[Saved entries]
## begin

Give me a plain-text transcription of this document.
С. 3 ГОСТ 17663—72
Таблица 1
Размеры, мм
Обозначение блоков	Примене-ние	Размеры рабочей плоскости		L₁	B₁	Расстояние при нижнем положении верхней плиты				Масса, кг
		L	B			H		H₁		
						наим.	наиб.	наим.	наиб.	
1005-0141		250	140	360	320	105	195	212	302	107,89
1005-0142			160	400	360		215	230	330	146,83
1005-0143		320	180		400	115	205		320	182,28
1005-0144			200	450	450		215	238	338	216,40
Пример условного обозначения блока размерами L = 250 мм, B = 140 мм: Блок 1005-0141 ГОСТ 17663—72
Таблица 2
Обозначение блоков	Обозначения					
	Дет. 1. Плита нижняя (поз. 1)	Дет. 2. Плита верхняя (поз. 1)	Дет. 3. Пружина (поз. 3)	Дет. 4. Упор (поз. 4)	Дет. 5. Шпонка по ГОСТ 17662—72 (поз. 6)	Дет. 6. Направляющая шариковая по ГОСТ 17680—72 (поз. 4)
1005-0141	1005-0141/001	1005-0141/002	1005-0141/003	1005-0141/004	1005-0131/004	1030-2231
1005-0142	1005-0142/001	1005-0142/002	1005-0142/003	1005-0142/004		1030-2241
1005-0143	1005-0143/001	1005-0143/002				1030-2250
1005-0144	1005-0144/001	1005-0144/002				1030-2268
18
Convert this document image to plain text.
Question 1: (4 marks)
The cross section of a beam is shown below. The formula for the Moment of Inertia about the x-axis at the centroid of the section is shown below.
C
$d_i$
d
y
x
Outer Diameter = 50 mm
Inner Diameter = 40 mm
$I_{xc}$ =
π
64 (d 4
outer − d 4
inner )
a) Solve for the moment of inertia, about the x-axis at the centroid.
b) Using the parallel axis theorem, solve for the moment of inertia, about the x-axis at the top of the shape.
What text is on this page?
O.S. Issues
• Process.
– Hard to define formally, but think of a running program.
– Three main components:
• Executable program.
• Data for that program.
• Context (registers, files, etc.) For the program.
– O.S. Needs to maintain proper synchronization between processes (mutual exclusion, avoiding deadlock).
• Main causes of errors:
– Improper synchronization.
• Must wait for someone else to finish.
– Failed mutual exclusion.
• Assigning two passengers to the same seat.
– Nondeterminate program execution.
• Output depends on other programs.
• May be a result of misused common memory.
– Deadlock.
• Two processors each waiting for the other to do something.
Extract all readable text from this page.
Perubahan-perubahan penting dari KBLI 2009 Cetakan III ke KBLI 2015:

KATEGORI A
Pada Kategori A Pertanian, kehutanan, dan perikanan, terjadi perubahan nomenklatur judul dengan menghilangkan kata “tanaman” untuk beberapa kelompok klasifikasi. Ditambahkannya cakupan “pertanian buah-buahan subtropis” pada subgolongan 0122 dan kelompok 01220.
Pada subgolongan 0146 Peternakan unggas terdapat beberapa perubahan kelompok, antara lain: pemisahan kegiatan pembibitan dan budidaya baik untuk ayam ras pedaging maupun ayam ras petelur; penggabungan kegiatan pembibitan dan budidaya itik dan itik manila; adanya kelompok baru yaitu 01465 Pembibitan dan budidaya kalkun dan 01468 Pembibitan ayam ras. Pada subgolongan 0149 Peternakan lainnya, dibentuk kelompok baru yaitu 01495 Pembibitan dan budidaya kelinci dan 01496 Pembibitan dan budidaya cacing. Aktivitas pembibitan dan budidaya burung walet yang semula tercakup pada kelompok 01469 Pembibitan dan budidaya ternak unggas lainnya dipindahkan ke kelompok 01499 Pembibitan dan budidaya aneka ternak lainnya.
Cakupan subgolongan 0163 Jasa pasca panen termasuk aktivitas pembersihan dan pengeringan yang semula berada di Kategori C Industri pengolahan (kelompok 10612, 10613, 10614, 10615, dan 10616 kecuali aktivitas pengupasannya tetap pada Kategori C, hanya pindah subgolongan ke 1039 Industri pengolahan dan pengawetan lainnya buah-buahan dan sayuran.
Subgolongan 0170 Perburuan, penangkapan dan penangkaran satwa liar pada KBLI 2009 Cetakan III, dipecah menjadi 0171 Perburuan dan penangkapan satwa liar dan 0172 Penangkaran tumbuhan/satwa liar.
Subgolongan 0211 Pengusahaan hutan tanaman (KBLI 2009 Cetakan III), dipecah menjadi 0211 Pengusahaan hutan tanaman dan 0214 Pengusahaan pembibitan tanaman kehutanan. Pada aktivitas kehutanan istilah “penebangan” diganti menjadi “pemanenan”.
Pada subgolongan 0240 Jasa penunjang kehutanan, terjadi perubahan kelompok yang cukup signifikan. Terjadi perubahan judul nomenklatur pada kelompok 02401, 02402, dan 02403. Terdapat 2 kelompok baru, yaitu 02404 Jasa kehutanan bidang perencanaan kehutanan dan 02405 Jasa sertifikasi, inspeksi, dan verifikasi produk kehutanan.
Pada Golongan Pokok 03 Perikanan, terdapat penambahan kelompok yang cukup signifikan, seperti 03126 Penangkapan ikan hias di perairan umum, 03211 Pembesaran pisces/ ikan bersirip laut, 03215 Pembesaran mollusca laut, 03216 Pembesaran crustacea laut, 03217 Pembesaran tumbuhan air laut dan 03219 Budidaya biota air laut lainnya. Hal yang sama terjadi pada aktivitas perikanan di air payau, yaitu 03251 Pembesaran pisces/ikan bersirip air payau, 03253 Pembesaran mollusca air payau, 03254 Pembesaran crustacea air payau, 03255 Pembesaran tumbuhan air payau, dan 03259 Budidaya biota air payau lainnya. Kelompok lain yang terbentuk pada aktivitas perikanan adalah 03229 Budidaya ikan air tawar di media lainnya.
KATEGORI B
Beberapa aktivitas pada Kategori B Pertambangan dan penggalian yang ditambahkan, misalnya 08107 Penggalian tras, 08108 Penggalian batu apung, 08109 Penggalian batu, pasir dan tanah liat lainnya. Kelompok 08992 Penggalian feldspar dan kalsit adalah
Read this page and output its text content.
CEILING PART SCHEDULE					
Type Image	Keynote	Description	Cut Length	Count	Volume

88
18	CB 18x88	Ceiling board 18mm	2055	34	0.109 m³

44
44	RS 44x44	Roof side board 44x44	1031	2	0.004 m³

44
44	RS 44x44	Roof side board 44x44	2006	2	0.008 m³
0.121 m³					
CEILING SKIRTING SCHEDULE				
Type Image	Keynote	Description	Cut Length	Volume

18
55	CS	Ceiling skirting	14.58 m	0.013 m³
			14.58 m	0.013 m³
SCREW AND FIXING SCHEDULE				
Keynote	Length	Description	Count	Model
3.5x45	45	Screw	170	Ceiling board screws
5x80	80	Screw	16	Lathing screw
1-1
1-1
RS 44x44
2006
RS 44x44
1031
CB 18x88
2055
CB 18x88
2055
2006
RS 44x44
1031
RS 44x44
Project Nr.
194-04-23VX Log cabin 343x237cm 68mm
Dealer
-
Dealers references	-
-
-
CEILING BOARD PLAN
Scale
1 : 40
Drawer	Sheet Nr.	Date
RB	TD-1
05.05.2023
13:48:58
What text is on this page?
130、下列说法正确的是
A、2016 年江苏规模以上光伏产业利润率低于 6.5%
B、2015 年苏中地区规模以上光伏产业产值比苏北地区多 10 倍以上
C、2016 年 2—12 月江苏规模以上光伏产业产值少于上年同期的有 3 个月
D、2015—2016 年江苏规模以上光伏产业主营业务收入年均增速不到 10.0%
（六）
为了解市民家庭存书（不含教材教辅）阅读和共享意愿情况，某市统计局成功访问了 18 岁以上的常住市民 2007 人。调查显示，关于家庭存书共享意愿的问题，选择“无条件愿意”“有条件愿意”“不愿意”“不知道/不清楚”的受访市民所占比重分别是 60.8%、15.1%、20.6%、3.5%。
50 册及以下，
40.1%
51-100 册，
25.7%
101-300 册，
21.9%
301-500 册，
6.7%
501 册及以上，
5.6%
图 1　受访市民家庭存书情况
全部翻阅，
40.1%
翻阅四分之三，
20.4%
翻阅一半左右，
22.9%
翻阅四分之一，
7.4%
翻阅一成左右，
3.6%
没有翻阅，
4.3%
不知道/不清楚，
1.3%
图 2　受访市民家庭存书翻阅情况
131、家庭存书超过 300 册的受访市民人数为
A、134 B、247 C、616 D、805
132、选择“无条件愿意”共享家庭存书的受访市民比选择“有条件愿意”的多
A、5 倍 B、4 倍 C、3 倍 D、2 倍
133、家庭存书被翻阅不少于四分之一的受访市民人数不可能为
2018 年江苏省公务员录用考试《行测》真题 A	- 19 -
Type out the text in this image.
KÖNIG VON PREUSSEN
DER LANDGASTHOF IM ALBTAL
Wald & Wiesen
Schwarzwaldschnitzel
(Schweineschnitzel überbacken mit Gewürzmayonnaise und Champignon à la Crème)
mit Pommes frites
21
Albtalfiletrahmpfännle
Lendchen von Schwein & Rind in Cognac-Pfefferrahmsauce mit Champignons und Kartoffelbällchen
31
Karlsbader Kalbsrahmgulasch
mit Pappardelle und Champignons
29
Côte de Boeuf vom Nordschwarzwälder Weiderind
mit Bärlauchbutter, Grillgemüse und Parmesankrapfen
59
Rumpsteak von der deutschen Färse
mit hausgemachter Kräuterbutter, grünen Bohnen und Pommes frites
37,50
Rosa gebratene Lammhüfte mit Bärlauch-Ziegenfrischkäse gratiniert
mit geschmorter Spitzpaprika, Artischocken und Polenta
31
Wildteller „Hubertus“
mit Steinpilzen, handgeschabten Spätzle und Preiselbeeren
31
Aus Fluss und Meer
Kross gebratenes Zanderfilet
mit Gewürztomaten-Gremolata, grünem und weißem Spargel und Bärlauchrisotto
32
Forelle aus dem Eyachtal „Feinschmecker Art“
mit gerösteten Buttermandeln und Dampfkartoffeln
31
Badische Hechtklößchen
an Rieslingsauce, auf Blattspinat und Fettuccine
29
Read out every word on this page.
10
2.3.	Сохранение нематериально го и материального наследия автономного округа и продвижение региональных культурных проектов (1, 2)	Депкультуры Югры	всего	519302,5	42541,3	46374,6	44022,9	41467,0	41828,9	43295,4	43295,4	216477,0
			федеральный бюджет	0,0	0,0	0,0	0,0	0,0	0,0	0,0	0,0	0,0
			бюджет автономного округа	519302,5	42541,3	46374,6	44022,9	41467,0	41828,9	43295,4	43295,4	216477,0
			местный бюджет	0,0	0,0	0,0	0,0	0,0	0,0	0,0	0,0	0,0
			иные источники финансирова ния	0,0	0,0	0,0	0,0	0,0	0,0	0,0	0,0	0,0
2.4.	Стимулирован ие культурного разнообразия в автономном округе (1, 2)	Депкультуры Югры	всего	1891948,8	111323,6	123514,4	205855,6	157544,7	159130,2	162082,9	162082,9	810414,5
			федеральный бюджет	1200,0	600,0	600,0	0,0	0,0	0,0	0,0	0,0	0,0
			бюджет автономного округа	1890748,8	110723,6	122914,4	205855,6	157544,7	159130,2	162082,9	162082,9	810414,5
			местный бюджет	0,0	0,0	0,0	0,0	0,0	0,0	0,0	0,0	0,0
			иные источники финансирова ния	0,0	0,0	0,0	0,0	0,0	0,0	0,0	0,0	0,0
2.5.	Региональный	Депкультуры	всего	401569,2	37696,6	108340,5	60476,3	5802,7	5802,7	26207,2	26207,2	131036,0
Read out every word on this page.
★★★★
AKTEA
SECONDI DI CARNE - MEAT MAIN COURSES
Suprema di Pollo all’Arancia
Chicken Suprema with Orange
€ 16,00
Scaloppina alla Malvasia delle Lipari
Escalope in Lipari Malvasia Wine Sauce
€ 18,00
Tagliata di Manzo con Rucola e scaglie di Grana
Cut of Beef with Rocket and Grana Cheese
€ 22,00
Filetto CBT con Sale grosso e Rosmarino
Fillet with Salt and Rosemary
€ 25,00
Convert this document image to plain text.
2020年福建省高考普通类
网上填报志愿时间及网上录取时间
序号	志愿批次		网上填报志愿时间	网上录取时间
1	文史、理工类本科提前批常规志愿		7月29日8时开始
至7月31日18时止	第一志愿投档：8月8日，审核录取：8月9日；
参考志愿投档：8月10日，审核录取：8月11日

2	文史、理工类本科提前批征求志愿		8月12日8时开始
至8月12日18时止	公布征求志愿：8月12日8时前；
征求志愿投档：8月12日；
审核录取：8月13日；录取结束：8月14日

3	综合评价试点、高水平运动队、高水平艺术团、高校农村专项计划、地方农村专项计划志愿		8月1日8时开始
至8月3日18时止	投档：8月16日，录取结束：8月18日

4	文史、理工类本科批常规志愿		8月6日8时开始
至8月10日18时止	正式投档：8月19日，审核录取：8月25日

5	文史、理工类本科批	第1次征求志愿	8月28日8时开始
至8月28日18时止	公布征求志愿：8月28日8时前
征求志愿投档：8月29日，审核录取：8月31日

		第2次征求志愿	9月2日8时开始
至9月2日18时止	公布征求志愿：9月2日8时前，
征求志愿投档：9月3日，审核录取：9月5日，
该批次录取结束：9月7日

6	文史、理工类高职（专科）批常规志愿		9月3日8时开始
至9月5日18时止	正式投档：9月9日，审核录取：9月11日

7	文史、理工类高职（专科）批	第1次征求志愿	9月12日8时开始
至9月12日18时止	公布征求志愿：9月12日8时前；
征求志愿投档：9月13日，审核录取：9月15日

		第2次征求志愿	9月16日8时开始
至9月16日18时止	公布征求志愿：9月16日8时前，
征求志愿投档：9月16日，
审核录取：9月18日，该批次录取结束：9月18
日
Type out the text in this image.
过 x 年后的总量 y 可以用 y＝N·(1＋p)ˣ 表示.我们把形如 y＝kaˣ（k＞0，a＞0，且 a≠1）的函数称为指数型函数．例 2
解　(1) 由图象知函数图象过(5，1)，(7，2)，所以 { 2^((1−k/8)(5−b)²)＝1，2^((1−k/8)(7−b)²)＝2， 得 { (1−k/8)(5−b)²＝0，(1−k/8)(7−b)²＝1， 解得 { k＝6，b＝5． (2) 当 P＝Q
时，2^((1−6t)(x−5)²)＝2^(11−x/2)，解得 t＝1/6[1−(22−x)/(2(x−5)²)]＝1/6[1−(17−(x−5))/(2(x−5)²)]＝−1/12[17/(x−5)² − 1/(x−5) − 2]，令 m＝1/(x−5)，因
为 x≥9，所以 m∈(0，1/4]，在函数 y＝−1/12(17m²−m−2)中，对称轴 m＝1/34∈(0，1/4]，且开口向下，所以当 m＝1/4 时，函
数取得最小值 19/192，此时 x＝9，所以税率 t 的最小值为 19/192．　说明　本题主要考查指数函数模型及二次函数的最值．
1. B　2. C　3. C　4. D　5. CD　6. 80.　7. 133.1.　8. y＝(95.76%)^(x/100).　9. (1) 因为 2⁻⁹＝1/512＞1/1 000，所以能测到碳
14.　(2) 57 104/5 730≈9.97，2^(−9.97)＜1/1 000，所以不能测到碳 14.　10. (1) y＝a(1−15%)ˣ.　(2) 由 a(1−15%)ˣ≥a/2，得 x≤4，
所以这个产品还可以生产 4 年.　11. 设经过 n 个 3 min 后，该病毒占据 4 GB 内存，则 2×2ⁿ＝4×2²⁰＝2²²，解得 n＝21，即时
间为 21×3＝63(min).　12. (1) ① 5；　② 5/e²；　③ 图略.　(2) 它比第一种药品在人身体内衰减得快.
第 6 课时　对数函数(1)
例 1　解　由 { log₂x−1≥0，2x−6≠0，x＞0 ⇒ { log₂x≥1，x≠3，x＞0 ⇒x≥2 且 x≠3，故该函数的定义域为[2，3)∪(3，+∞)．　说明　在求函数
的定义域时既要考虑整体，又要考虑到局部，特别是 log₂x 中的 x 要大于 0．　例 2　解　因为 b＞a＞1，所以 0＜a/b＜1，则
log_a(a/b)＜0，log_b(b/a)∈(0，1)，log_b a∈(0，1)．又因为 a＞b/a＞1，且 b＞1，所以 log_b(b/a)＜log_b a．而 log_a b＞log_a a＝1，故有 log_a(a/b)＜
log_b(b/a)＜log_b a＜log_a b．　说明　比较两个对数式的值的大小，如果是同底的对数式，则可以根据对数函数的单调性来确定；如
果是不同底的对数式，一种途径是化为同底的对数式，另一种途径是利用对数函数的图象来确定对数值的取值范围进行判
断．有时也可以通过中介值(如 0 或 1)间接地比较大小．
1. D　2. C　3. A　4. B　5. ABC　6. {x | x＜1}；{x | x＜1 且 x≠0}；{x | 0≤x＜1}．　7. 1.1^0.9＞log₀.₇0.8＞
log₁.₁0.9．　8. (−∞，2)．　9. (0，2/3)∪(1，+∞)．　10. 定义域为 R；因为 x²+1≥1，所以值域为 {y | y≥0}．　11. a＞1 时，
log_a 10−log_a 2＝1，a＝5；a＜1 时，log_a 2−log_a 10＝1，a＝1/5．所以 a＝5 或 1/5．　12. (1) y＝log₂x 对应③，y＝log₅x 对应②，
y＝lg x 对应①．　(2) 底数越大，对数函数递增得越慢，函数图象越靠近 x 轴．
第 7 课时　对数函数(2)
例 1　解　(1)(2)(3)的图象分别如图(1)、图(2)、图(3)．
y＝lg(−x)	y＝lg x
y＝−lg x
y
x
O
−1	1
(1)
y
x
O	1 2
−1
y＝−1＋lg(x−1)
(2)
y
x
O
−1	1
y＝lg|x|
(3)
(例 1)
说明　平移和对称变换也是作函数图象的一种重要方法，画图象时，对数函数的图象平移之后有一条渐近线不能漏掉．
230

## end

Identify every line above that includes the word "KBLI", and show those lines.

Perubahan-perubahan penting dari KBLI 2009 Cetakan III ke KBLI 2015:
Subgolongan 0170 Perburuan, penangkapan dan penangkaran satwa liar pada KBLI 2009 Cetakan III, dipecah menjadi 0171 Perburuan dan penangkapan satwa liar dan 0172 Penangkaran tumbuhan/satwa liar.
Subgolongan 0211 Pengusahaan hutan tanaman (KBLI 2009 Cetakan III), dipecah menjadi 0211 Pengusahaan hutan tanaman dan 0214 Pengusahaan pembibitan tanaman kehutanan. Pada aktivitas kehutanan istilah “penebangan” diganti menjadi “pemanenan”.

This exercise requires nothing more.